**Task objective:** State how many lines of the records contain the string "screenshot". Give the number alone.

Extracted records
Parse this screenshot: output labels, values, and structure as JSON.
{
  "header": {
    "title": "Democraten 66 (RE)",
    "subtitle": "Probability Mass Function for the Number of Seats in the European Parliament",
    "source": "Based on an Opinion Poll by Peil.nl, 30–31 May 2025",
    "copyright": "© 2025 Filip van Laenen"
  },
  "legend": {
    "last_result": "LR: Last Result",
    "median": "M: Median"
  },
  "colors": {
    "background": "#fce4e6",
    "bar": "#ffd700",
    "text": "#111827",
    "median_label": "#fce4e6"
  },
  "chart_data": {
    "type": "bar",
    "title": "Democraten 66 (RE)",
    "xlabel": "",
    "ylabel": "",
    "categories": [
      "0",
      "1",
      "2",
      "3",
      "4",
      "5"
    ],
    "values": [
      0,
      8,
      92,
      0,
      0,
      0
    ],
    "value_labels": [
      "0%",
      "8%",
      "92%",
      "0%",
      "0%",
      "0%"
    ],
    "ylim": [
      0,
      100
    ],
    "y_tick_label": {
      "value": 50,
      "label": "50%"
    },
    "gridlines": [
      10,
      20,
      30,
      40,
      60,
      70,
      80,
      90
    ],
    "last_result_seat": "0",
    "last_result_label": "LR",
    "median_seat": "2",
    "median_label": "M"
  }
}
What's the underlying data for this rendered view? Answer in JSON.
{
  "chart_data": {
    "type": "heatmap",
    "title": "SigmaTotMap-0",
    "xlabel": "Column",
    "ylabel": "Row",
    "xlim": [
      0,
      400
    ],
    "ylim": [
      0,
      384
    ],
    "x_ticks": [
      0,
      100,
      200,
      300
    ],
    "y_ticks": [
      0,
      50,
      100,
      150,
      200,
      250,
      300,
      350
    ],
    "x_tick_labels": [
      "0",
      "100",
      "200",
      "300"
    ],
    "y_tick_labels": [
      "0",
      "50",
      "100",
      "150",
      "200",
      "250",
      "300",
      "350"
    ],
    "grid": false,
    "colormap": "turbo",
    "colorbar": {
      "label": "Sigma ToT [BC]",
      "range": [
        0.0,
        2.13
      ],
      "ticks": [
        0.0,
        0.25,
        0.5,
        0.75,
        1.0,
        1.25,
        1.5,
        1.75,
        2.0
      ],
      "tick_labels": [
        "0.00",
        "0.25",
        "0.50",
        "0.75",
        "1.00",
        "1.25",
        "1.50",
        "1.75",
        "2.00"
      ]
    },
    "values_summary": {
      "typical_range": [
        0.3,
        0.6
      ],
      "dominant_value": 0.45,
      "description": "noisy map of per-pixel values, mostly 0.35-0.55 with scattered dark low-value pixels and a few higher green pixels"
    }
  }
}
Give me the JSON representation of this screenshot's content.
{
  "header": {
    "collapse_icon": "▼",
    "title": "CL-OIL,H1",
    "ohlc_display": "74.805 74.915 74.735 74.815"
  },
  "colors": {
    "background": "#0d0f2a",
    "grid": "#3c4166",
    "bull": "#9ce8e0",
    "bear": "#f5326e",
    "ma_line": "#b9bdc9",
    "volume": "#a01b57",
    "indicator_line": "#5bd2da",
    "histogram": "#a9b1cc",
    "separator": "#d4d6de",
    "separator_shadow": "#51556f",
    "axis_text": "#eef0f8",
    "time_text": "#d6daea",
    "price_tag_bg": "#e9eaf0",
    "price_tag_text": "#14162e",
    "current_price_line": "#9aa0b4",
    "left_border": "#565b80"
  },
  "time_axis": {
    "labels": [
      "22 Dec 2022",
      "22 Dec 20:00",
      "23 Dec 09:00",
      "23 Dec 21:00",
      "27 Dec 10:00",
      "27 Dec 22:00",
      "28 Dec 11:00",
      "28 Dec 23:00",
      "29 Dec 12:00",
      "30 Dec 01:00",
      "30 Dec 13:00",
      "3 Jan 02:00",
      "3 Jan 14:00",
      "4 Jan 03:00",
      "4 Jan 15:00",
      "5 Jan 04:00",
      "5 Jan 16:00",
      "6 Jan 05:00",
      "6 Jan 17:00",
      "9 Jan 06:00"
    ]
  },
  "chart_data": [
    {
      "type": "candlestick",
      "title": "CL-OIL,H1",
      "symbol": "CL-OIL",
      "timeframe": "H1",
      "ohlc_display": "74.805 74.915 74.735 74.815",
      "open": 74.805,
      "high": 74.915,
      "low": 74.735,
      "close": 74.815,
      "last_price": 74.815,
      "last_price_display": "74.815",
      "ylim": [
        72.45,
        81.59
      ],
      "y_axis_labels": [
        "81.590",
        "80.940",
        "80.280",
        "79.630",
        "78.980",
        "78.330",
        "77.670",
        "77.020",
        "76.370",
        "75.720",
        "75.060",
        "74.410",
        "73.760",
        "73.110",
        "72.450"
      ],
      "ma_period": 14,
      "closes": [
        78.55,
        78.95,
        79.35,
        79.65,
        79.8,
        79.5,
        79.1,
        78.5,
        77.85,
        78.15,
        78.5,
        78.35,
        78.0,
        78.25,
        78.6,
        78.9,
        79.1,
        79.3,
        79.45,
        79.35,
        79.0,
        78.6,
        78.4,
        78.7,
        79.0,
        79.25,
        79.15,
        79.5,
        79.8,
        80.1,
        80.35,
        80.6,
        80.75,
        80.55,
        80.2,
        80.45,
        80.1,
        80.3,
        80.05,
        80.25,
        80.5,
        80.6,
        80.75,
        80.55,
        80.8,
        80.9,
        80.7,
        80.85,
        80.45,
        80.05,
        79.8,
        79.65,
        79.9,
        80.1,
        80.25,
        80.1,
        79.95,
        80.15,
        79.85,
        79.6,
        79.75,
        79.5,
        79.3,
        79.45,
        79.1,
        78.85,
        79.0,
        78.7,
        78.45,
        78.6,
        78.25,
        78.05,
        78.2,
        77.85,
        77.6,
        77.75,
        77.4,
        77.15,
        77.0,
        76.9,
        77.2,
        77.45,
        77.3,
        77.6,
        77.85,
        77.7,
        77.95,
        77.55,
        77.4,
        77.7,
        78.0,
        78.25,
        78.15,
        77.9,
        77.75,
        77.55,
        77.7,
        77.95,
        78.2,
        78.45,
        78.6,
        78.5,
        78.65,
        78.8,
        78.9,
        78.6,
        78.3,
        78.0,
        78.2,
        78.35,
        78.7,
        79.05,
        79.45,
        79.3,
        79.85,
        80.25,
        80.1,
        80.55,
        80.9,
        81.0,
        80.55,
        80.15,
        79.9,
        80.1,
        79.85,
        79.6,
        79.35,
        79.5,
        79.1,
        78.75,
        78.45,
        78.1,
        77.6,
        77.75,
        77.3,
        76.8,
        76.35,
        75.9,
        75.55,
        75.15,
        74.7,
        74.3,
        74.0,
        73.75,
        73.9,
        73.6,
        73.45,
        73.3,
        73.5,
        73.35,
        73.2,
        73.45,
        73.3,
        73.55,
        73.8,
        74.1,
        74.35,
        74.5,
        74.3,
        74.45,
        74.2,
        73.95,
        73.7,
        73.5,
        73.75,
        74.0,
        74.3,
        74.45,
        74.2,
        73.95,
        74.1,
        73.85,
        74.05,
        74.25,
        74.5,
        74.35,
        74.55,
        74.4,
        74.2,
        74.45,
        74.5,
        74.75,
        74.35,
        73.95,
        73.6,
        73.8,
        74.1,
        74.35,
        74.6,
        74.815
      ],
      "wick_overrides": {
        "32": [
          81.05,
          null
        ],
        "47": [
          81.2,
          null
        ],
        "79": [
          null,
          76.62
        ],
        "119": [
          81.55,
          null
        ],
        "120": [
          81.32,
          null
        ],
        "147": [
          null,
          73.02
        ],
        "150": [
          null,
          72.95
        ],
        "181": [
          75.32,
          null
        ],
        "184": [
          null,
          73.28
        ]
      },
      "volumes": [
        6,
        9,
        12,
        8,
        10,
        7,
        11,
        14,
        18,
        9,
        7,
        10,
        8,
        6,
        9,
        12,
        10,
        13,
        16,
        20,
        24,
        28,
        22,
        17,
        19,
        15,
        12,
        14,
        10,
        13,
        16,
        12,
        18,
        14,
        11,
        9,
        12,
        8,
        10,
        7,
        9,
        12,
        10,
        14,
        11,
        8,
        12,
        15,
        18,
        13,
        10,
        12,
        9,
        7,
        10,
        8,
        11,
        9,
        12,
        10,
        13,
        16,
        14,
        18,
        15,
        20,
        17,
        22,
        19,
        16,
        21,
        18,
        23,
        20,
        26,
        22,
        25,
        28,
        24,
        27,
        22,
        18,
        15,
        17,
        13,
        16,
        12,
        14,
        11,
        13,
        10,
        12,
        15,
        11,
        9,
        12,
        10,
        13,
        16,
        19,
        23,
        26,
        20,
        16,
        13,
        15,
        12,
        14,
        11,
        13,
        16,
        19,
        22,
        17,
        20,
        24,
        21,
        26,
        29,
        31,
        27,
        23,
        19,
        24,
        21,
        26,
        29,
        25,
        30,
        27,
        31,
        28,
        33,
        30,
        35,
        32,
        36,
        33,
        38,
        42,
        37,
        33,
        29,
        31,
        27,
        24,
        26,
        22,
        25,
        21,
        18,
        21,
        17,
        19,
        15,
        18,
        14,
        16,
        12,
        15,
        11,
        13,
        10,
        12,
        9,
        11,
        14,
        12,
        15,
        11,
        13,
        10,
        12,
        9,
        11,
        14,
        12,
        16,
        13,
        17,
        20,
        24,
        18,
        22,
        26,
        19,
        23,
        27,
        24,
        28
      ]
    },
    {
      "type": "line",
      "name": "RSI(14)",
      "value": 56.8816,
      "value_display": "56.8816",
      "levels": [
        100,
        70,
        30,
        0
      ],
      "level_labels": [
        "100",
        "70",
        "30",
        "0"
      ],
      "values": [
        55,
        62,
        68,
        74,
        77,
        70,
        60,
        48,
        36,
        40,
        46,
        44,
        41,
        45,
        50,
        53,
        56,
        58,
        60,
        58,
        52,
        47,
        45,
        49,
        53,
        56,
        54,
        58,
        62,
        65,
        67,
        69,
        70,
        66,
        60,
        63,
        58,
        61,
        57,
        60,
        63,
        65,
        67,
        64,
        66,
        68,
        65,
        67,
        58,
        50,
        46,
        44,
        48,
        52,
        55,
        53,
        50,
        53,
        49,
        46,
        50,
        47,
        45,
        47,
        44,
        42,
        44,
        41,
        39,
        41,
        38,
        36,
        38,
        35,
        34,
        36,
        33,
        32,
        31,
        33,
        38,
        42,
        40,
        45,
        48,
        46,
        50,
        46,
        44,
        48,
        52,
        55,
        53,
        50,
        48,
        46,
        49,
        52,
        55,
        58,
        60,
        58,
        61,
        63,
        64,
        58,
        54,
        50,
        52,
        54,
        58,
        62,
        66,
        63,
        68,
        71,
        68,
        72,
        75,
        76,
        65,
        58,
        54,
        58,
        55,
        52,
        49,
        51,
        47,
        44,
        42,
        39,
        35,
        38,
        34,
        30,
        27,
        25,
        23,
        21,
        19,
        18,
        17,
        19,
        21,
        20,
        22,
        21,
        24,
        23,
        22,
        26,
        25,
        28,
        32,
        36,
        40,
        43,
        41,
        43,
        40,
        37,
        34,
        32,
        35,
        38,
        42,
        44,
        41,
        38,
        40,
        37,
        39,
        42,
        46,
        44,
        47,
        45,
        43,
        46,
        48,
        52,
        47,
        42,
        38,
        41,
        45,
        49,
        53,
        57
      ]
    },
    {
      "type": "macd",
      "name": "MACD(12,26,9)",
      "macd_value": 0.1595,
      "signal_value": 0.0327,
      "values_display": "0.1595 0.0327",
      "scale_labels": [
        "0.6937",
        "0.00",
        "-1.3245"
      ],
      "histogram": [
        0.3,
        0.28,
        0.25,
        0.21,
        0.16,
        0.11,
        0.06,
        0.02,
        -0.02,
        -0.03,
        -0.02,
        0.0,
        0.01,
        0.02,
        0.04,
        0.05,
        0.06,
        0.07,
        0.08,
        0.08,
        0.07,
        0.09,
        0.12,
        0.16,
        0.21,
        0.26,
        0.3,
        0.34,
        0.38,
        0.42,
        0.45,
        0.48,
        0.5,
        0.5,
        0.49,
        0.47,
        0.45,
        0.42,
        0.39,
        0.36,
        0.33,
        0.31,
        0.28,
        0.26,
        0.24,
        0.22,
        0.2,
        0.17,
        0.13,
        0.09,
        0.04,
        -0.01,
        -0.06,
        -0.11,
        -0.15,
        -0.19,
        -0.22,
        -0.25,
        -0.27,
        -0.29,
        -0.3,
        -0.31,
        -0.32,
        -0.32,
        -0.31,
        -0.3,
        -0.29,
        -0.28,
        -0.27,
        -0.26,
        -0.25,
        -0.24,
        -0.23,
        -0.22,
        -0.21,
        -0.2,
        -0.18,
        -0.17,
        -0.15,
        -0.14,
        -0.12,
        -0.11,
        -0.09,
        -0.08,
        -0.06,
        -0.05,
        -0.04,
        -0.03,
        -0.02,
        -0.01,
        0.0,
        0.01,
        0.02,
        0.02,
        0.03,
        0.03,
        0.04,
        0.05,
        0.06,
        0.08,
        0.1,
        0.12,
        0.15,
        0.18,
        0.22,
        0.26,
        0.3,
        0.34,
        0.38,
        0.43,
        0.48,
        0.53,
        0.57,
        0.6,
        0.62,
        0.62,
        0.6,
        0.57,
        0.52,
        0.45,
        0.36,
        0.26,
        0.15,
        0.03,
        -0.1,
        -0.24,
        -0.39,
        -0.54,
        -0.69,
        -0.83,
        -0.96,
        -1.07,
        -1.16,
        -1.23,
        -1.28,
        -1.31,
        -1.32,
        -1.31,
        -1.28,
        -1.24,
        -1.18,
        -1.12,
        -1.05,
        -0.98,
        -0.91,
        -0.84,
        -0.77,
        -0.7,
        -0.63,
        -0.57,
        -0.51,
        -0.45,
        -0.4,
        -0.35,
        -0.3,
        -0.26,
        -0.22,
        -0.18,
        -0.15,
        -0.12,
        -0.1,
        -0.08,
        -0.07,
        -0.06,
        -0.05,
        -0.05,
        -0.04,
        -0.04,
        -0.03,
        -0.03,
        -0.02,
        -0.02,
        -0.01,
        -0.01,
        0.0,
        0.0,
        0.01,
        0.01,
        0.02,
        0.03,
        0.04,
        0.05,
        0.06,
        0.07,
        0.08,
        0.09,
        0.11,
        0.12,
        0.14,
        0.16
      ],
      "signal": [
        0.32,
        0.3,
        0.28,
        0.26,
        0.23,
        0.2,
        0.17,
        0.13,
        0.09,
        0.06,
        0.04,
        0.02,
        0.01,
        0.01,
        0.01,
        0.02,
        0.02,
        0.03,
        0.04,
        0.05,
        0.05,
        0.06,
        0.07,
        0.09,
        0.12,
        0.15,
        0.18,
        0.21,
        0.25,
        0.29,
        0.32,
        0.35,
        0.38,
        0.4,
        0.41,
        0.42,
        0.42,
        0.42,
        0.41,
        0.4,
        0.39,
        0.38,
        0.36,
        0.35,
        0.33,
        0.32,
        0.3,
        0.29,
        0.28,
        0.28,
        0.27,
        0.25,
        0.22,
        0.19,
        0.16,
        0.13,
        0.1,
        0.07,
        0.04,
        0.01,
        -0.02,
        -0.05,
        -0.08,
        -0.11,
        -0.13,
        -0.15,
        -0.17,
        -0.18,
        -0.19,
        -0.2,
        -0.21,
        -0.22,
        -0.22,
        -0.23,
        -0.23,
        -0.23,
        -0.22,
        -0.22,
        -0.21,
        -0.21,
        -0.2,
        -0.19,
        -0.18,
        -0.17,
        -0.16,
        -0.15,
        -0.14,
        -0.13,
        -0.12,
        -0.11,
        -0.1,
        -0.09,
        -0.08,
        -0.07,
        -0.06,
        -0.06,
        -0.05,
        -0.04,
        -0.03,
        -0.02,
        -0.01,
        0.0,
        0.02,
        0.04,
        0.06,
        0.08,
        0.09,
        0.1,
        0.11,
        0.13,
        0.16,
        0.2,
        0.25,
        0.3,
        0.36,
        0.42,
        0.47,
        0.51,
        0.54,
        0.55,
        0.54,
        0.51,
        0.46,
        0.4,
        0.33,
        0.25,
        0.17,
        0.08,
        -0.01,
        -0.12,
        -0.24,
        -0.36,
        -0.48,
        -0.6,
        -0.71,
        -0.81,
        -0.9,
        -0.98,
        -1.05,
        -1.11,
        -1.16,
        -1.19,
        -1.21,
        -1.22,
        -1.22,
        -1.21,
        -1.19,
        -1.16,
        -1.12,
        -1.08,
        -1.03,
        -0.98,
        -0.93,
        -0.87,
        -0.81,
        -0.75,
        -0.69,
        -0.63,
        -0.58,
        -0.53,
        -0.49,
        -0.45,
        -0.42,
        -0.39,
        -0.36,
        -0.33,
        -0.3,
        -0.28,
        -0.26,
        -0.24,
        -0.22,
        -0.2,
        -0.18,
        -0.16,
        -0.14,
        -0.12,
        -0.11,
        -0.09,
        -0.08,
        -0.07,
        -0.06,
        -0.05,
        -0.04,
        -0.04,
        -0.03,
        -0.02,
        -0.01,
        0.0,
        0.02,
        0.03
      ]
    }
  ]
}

**The completed task:** 2